■ Task description: Copy every entry below verbatim, line by line, leaving out nothing and altering no character.
= = = = = = =
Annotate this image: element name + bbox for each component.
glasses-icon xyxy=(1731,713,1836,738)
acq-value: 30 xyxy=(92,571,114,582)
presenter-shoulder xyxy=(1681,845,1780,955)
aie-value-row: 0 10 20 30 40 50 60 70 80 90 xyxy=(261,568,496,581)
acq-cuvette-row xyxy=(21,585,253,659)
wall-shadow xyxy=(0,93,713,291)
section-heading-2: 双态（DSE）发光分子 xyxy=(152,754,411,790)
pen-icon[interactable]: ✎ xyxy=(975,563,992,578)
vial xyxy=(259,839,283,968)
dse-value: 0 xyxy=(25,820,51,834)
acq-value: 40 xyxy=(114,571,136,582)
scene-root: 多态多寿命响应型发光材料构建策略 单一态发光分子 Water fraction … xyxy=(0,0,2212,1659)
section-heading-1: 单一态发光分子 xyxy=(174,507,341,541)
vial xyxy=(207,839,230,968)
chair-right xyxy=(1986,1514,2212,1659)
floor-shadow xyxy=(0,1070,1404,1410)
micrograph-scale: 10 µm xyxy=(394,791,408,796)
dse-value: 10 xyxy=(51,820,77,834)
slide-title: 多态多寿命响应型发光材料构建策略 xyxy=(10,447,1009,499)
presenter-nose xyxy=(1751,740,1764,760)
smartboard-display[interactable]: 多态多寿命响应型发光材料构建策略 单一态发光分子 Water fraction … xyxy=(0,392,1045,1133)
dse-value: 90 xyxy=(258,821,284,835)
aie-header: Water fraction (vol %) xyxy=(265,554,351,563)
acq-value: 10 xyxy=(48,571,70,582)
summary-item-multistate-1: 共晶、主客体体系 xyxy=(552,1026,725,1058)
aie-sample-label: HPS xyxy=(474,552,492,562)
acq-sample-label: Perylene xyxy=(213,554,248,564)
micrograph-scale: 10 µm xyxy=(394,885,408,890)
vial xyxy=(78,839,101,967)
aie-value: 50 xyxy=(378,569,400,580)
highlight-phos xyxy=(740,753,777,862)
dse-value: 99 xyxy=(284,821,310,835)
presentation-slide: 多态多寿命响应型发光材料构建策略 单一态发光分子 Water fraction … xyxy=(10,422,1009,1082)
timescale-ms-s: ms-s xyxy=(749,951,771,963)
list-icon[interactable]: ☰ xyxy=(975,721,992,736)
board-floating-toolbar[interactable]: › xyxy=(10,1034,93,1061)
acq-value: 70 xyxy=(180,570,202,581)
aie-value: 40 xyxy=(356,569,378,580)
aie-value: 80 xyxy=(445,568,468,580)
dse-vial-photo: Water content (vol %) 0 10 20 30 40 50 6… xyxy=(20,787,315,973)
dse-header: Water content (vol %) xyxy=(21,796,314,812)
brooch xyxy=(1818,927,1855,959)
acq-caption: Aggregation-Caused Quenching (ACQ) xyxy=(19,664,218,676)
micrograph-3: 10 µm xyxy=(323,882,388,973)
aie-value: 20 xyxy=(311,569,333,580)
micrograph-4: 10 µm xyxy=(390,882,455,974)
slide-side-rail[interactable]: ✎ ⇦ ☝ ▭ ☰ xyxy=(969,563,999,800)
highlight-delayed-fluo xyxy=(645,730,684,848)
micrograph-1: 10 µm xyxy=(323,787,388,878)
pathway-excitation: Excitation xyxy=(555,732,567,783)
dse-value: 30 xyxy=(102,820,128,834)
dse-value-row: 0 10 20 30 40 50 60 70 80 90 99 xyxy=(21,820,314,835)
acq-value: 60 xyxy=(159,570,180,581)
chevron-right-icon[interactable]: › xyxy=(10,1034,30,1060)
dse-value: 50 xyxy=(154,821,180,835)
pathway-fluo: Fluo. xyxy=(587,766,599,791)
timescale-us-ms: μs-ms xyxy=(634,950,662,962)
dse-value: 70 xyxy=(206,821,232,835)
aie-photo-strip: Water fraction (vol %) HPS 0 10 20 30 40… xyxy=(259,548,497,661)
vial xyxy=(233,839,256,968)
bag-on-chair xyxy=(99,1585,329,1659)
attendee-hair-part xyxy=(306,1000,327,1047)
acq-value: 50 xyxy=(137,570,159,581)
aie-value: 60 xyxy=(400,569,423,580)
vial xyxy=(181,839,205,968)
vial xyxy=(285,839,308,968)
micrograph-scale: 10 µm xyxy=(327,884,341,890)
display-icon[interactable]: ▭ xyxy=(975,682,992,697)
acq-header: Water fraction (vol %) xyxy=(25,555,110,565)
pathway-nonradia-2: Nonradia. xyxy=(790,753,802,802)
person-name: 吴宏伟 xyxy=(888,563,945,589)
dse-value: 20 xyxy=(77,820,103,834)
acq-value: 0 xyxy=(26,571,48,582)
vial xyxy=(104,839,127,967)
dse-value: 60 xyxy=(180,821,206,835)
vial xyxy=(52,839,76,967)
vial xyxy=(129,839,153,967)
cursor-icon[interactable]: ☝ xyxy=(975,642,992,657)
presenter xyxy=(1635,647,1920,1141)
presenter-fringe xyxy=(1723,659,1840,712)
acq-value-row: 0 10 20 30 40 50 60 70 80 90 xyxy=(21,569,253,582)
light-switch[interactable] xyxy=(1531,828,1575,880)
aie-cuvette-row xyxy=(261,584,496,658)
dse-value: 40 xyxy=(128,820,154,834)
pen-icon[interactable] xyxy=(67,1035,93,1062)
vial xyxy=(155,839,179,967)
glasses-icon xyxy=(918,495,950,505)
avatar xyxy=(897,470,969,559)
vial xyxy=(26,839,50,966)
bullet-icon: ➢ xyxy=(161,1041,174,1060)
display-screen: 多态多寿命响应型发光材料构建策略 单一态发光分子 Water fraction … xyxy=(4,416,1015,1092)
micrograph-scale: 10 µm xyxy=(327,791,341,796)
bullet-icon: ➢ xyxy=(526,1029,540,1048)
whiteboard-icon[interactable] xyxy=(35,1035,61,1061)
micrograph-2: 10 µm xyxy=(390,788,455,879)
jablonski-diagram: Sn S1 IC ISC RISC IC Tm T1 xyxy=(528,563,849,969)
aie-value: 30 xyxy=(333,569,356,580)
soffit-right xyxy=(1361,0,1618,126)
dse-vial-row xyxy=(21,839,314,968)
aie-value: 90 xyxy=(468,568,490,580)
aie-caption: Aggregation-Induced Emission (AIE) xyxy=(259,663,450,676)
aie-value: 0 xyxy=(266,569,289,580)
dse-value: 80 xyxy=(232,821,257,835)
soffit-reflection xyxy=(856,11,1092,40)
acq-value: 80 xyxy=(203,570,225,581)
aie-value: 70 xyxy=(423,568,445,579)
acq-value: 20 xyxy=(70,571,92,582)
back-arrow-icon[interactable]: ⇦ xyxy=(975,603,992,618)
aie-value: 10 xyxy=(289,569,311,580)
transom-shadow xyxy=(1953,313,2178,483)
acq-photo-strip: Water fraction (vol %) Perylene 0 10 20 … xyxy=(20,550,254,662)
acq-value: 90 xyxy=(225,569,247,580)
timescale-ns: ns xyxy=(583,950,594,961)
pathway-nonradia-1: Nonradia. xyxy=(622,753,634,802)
= = = = = = =
■ Written answer:
Annotate this image: element name + bbox for each component.
glasses-icon xyxy=(1731,713,1836,738)
acq-value: 30 xyxy=(92,571,114,582)
presenter-shoulder xyxy=(1681,845,1780,955)
aie-value-row: 0 10 20 30 40 50 60 70 80 90 xyxy=(261,568,496,581)
acq-cuvette-row xyxy=(21,585,253,659)
wall-shadow xyxy=(0,93,713,291)
section-heading-2: 双态（DSE）发光分子 xyxy=(152,754,411,790)
pen-icon[interactable]: ✎ xyxy=(975,563,992,578)
vial xyxy=(259,839,283,968)
dse-value: 0 xyxy=(25,820,51,834)
acq-value: 40 xyxy=(114,571,136,582)
scene-root: 多态多寿命响应型发光材料构建策略 单一态发光分子 Water fraction … xyxy=(0,0,2212,1659)
section-heading-1: 单一态发光分子 xyxy=(174,507,341,541)
vial xyxy=(207,839,230,968)
chair-right xyxy=(1986,1514,2212,1659)
floor-shadow xyxy=(0,1070,1404,1410)
micrograph-scale: 10 µm xyxy=(394,791,408,796)
dse-value: 10 xyxy=(51,820,77,834)
slide-title: 多态多寿命响应型发光材料构建策略 xyxy=(10,447,1009,499)
presenter-nose xyxy=(1751,740,1764,760)
smartboard-display[interactable]: 多态多寿命响应型发光材料构建策略 单一态发光分子 Water fraction … xyxy=(0,392,1045,1133)
dse-value: 90 xyxy=(258,821,284,835)
aie-header: Water fraction (vol %) xyxy=(265,554,351,563)
acq-value: 10 xyxy=(48,571,70,582)
summary-item-multistate-1: 共晶、主客体体系 xyxy=(552,1026,725,1058)
aie-sample-label: HPS xyxy=(474,552,492,562)
acq-sample-label: Perylene xyxy=(213,554,248,564)
micrograph-scale: 10 µm xyxy=(394,885,408,890)
vial xyxy=(78,839,101,967)
aie-value: 50 xyxy=(378,569,400,580)
highlight-phos xyxy=(740,753,777,862)
dse-value: 99 xyxy=(284,821,310,835)
presentation-slide: 多态多寿命响应型发光材料构建策略 单一态发光分子 Water fraction … xyxy=(10,422,1009,1082)
timescale-ms-s: ms-s xyxy=(749,951,771,963)
list-icon[interactable]: ☰ xyxy=(975,721,992,736)
board-floating-toolbar[interactable]: › xyxy=(10,1034,93,1061)
acq-value: 70 xyxy=(180,570,202,581)
aie-value: 40 xyxy=(356,569,378,580)
aie-value: 80 xyxy=(445,568,468,580)
dse-vial-photo: Water content (vol %) 0 10 20 30 40 50 6… xyxy=(20,787,315,973)
dse-header: Water content (vol %) xyxy=(21,796,314,812)
brooch xyxy=(1818,927,1855,959)
acq-caption: Aggregation-Caused Quenching (ACQ) xyxy=(19,664,218,676)
micrograph-3: 10 µm xyxy=(323,882,388,973)
aie-value: 20 xyxy=(311,569,333,580)
micrograph-4: 10 µm xyxy=(390,882,455,974)
slide-side-rail[interactable]: ✎ ⇦ ☝ ▭ ☰ xyxy=(969,563,999,800)
highlight-delayed-fluo xyxy=(645,730,684,848)
micrograph-1: 10 µm xyxy=(323,787,388,878)
pathway-excitation: Excitation xyxy=(555,732,567,783)
dse-value: 30 xyxy=(102,820,128,834)
dse-value-row: 0 10 20 30 40 50 60 70 80 90 99 xyxy=(21,820,314,835)
acq-value: 60 xyxy=(159,570,180,581)
chevron-right-icon[interactable]: › xyxy=(10,1034,30,1060)
dse-value: 50 xyxy=(154,821,180,835)
pathway-fluo: Fluo. xyxy=(587,766,599,791)
timescale-us-ms: μs-ms xyxy=(634,950,662,962)
dse-value: 70 xyxy=(206,821,232,835)
aie-photo-strip: Water fraction (vol %) HPS 0 10 20 30 40… xyxy=(259,548,497,661)
vial xyxy=(233,839,256,968)
bag-on-chair xyxy=(99,1585,329,1659)
attendee-hair-part xyxy=(306,1000,327,1047)
acq-value: 50 xyxy=(137,570,159,581)
aie-value: 60 xyxy=(400,569,423,580)
vial xyxy=(181,839,205,968)
vial xyxy=(285,839,308,968)
micrograph-scale: 10 µm xyxy=(327,884,341,890)
display-icon[interactable]: ▭ xyxy=(975,682,992,697)
acq-header: Water fraction (vol %) xyxy=(25,555,110,565)
pathway-nonradia-2: Nonradia. xyxy=(790,753,802,802)
person-name: 吴宏伟 xyxy=(888,563,945,589)
dse-value: 20 xyxy=(77,820,103,834)
acq-value: 0 xyxy=(26,571,48,582)
vial xyxy=(104,839,127,967)
dse-value: 60 xyxy=(180,821,206,835)
vial xyxy=(52,839,76,967)
vial xyxy=(129,839,153,967)
cursor-icon[interactable]: ☝ xyxy=(975,642,992,657)
presenter xyxy=(1635,647,1920,1141)
presenter-fringe xyxy=(1723,659,1840,712)
acq-value-row: 0 10 20 30 40 50 60 70 80 90 xyxy=(21,569,253,582)
light-switch[interactable] xyxy=(1531,828,1575,880)
aie-cuvette-row xyxy=(261,584,496,658)
dse-value: 40 xyxy=(128,820,154,834)
pen-icon[interactable] xyxy=(67,1035,93,1062)
vial xyxy=(155,839,179,967)
glasses-icon xyxy=(918,495,950,505)
avatar xyxy=(897,470,969,559)
vial xyxy=(26,839,50,966)
bullet-icon: ➢ xyxy=(161,1041,174,1060)
display-screen: 多态多寿命响应型发光材料构建策略 单一态发光分子 Water fraction … xyxy=(4,416,1015,1092)
micrograph-scale: 10 µm xyxy=(327,791,341,796)
bullet-icon: ➢ xyxy=(526,1029,540,1048)
whiteboard-icon[interactable] xyxy=(35,1035,61,1061)
micrograph-2: 10 µm xyxy=(390,788,455,879)
jablonski-diagram: Sn S1 IC ISC RISC IC Tm T1 xyxy=(528,563,849,969)
aie-value: 30 xyxy=(333,569,356,580)
soffit-right xyxy=(1361,0,1618,126)
dse-vial-row xyxy=(21,839,314,968)
aie-value: 90 xyxy=(468,568,490,580)
aie-caption: Aggregation-Induced Emission (AIE) xyxy=(259,663,450,676)
aie-value: 0 xyxy=(266,569,289,580)
dse-value: 80 xyxy=(232,821,257,835)
soffit-reflection xyxy=(856,11,1092,40)
acq-value: 80 xyxy=(203,570,225,581)
aie-value: 70 xyxy=(423,568,445,579)
acq-value: 20 xyxy=(70,571,92,582)
back-arrow-icon[interactable]: ⇦ xyxy=(975,603,992,618)
aie-value: 10 xyxy=(289,569,311,580)
transom-shadow xyxy=(1953,313,2178,483)
acq-photo-strip: Water fraction (vol %) Perylene 0 10 20 … xyxy=(20,550,254,662)
acq-value: 90 xyxy=(225,569,247,580)
timescale-ns: ns xyxy=(583,950,594,961)
pathway-nonradia-1: Nonradia. xyxy=(622,753,634,802)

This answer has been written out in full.